• _Stated exercise_
Filter the listing below, copying every line in which the word "production" appears.

• _Dataset entries_
==========

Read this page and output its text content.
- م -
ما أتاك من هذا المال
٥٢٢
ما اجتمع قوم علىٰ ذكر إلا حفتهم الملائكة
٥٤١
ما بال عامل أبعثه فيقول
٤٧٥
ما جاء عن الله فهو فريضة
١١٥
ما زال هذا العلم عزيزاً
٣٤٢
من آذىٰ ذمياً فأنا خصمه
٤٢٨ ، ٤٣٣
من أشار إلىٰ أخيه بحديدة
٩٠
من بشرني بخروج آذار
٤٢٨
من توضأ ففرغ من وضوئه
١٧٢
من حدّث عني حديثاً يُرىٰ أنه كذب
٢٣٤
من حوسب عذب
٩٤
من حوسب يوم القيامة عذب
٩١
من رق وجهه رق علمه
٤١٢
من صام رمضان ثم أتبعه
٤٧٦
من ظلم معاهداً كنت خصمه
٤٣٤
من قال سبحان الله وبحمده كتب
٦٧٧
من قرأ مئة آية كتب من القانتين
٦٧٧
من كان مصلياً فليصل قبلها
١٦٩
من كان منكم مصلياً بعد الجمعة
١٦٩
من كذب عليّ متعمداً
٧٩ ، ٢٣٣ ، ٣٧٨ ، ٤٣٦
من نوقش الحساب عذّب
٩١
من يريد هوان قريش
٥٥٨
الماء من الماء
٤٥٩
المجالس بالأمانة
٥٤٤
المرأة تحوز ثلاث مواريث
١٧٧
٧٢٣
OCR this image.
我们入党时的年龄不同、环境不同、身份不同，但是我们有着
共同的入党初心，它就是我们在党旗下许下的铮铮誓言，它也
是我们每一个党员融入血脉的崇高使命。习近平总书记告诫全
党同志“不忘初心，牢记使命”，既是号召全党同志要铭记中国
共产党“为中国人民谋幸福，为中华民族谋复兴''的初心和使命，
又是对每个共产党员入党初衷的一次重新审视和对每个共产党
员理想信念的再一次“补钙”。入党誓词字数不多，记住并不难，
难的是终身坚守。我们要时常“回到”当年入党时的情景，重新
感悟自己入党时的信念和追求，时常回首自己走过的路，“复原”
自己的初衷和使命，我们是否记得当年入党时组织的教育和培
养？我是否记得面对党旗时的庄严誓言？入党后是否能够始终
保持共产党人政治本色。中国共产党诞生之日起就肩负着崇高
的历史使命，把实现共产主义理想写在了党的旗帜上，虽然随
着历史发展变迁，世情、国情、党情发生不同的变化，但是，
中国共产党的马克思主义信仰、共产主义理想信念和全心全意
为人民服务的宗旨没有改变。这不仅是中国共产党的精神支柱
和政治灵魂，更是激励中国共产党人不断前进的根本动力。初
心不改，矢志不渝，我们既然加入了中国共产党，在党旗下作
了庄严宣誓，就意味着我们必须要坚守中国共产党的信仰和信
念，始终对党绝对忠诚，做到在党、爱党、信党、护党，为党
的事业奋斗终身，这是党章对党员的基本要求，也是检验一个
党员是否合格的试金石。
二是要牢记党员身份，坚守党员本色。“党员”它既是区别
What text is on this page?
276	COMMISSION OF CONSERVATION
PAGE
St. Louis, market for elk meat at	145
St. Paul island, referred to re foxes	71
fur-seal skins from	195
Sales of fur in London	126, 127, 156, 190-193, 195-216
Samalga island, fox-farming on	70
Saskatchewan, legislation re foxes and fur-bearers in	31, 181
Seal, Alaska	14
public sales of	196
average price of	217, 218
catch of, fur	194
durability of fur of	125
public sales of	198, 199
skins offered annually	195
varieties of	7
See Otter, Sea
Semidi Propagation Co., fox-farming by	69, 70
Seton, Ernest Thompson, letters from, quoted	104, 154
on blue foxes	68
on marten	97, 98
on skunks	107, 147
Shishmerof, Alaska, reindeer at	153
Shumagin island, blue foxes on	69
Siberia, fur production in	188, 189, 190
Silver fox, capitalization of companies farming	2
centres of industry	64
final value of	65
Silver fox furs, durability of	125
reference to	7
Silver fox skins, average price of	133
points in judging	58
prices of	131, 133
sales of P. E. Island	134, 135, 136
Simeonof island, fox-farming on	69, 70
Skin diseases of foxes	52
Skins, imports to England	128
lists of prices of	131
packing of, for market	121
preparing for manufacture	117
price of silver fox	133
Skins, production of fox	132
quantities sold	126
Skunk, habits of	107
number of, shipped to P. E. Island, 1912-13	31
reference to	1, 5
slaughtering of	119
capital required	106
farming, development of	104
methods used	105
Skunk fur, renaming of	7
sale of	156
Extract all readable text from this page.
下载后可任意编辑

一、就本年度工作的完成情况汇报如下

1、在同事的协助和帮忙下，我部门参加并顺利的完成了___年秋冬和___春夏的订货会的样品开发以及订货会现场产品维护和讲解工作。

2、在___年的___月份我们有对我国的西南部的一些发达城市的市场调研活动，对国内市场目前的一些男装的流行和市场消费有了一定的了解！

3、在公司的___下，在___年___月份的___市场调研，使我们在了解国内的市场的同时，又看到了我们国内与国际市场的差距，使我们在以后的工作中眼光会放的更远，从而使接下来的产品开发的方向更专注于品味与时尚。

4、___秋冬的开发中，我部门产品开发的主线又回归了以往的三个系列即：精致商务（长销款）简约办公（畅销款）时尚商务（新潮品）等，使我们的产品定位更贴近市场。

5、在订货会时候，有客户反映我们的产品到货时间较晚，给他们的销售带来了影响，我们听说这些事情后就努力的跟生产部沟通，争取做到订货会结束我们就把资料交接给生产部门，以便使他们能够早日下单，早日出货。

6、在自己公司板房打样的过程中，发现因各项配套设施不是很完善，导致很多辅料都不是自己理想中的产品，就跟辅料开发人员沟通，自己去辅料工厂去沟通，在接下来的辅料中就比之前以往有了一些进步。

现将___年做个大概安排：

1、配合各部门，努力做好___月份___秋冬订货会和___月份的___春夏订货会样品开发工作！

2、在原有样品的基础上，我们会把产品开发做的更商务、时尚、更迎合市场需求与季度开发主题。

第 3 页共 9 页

==========

• _Expected answer_
Siberia, fur production in	188, 189, 190
Skins, production of fox	132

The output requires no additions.